Extracted data entries
#####

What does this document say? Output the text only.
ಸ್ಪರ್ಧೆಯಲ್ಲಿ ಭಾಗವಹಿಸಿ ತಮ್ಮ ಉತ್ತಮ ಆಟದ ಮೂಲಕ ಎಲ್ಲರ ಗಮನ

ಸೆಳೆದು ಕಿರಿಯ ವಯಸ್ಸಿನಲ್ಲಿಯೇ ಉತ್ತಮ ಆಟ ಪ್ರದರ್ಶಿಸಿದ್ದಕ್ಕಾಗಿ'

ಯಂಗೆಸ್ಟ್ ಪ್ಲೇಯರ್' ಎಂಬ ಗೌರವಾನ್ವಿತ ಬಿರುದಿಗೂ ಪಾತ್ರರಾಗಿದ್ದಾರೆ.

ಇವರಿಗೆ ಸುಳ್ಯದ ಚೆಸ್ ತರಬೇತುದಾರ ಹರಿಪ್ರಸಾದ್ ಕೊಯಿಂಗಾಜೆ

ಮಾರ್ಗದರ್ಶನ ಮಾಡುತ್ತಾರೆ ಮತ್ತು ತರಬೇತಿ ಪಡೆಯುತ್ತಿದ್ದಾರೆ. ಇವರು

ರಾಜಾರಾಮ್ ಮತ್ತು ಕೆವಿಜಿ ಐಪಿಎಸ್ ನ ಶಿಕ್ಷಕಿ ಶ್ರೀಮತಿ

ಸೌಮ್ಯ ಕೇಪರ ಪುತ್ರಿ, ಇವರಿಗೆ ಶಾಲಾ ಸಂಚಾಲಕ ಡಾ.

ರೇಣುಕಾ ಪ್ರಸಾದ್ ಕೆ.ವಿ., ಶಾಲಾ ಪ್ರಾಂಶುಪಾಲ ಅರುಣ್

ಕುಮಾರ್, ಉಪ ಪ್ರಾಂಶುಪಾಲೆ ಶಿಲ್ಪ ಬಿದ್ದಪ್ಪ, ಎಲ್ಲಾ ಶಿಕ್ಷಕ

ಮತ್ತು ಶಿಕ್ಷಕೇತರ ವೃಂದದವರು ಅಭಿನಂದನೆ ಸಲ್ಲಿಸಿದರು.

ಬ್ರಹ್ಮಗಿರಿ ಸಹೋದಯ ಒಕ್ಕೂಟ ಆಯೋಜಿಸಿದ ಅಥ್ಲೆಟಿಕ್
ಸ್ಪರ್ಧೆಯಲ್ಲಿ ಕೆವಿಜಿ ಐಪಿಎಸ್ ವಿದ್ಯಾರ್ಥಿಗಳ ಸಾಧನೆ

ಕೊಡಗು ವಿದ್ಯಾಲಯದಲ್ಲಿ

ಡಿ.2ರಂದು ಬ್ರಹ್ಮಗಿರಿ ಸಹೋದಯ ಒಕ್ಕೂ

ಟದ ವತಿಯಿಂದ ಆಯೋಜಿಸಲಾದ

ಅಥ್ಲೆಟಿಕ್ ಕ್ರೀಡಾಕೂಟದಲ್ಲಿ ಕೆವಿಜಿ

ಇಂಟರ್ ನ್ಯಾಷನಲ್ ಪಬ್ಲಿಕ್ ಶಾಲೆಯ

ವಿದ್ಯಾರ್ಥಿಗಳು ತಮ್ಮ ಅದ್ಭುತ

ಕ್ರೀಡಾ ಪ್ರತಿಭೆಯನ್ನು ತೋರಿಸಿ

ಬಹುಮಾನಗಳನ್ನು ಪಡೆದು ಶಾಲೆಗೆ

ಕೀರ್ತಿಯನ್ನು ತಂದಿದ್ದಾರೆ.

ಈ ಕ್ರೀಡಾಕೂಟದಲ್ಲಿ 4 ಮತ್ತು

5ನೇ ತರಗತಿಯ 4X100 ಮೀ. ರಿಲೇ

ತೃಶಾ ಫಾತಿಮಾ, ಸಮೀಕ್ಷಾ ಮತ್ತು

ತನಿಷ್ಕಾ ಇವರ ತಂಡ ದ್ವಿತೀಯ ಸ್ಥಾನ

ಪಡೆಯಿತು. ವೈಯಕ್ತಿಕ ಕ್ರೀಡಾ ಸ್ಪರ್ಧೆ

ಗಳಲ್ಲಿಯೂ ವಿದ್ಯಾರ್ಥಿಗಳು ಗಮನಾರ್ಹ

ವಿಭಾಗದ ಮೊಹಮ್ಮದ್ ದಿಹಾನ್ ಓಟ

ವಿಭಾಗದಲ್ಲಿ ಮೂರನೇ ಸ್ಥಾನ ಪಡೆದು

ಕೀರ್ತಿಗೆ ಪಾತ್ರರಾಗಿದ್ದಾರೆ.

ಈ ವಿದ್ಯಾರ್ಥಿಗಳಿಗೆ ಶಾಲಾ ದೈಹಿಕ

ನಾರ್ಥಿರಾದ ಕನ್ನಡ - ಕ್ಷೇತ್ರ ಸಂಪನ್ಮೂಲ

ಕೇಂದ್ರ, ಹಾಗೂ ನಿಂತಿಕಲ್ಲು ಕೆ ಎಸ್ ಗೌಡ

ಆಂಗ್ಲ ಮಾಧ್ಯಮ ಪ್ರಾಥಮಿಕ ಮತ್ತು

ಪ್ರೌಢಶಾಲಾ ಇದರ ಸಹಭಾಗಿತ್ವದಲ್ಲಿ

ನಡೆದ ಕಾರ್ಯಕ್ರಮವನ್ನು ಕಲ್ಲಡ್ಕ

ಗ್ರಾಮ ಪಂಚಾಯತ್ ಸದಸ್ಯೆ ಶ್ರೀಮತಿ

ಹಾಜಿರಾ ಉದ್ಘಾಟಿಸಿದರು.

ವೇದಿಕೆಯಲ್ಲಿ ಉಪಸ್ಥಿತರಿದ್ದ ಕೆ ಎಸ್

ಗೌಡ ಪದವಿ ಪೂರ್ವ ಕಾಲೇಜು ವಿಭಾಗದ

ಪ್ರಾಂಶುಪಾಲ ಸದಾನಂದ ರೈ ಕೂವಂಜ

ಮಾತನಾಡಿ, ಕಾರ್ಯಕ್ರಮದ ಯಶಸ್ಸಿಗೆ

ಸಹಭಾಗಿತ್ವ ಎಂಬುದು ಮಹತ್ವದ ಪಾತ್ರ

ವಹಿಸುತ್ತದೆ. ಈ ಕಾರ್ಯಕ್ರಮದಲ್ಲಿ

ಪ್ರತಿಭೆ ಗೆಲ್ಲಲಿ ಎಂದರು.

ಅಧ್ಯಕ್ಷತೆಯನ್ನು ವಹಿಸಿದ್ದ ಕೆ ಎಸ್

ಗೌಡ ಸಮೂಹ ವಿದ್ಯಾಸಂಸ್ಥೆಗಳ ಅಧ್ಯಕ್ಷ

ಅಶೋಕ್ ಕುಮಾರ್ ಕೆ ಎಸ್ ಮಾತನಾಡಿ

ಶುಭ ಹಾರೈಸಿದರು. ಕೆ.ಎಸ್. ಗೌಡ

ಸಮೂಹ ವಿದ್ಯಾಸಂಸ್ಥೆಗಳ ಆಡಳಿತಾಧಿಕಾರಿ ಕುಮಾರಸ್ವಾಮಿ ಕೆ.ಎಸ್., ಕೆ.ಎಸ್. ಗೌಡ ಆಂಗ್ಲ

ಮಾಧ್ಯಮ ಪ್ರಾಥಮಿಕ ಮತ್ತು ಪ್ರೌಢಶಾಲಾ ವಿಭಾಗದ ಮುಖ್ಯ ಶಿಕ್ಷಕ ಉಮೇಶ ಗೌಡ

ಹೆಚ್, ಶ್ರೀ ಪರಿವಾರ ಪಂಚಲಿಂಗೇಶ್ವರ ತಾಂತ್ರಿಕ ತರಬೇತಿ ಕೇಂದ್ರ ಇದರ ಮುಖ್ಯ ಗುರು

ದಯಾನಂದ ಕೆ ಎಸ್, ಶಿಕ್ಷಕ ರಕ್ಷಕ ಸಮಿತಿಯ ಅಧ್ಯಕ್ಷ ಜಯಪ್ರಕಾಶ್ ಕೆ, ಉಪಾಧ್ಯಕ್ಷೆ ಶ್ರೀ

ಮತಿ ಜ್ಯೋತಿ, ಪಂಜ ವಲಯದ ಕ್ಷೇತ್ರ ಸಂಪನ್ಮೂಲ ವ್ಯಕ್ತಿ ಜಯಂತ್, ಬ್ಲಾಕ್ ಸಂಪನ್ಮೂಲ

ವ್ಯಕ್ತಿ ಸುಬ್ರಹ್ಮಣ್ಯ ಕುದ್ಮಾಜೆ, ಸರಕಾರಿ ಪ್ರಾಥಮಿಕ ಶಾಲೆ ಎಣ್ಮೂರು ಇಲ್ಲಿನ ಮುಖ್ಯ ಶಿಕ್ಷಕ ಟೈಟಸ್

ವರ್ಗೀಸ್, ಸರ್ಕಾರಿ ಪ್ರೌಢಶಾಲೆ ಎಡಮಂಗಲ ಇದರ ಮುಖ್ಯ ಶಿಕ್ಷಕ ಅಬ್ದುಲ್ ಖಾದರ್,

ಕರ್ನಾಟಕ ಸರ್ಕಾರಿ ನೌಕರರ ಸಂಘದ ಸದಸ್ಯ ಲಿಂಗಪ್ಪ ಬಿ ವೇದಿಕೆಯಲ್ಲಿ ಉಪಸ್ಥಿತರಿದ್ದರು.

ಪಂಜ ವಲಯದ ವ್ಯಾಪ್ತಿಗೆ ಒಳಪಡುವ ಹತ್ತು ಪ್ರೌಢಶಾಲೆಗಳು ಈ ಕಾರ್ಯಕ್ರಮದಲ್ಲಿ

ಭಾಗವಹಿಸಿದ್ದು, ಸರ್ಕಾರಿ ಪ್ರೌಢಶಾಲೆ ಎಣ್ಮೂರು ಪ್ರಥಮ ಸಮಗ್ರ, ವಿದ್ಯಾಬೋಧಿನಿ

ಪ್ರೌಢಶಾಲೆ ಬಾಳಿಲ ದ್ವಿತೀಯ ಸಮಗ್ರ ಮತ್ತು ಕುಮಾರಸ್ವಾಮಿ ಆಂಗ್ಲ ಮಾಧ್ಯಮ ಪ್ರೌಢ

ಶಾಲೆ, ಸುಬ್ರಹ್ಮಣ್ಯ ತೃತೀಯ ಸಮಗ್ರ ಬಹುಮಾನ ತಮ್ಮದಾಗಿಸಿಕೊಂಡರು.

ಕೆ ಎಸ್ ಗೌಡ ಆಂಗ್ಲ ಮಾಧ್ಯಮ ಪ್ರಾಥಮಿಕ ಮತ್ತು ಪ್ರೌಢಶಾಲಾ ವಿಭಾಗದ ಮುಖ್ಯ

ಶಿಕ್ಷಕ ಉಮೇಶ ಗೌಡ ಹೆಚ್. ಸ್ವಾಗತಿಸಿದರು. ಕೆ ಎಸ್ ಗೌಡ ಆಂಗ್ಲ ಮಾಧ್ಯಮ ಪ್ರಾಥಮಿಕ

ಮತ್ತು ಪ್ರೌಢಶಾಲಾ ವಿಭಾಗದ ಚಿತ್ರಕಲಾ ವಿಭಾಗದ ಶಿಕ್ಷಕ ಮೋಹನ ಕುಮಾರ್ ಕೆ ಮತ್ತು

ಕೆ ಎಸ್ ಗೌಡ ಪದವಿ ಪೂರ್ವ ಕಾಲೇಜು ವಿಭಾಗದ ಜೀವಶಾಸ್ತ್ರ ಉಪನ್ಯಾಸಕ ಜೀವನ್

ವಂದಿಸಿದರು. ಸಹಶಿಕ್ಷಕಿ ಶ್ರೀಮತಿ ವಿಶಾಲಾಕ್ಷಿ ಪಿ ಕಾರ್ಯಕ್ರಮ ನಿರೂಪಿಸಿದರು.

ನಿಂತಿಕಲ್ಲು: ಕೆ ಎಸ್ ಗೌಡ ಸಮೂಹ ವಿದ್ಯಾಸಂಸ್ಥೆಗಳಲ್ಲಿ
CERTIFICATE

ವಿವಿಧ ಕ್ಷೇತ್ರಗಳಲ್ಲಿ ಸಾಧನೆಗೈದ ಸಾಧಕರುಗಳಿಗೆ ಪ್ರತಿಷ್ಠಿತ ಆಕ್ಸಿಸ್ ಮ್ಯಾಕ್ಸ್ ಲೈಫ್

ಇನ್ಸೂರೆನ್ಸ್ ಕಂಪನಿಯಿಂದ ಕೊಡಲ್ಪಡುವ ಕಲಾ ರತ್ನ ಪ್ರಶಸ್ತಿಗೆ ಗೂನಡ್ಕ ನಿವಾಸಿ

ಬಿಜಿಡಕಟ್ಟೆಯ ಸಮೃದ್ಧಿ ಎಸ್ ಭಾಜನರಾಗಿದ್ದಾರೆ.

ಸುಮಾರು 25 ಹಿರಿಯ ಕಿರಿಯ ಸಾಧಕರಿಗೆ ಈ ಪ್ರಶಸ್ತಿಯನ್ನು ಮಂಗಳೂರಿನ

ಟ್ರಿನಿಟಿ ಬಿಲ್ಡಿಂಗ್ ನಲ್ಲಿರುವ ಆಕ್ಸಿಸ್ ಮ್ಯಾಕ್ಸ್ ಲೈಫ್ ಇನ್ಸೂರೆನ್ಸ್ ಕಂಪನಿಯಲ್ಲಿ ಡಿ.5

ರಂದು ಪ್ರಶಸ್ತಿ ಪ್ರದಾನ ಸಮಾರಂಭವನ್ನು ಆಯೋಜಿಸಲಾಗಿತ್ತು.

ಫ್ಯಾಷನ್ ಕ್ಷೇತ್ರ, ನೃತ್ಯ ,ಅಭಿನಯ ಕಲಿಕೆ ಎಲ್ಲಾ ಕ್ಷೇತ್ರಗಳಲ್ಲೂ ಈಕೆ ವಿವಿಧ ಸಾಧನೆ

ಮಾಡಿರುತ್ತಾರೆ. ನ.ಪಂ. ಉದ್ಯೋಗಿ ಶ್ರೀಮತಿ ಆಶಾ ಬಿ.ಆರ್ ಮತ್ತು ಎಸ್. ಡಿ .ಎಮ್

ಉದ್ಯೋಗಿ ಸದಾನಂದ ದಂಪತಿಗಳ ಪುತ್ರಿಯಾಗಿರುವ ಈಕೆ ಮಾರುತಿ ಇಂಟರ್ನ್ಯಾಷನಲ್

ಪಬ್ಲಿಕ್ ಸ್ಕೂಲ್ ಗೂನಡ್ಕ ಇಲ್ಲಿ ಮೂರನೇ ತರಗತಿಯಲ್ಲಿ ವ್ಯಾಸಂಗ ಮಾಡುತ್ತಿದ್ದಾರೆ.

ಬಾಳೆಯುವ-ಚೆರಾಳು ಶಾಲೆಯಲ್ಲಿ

#####

GIVEN PROBLEM: Of the lines in the material, how many contain the word "ರಮದಲ"? Reply with the number and nothing else.

EXERCISE RESPONSE: 2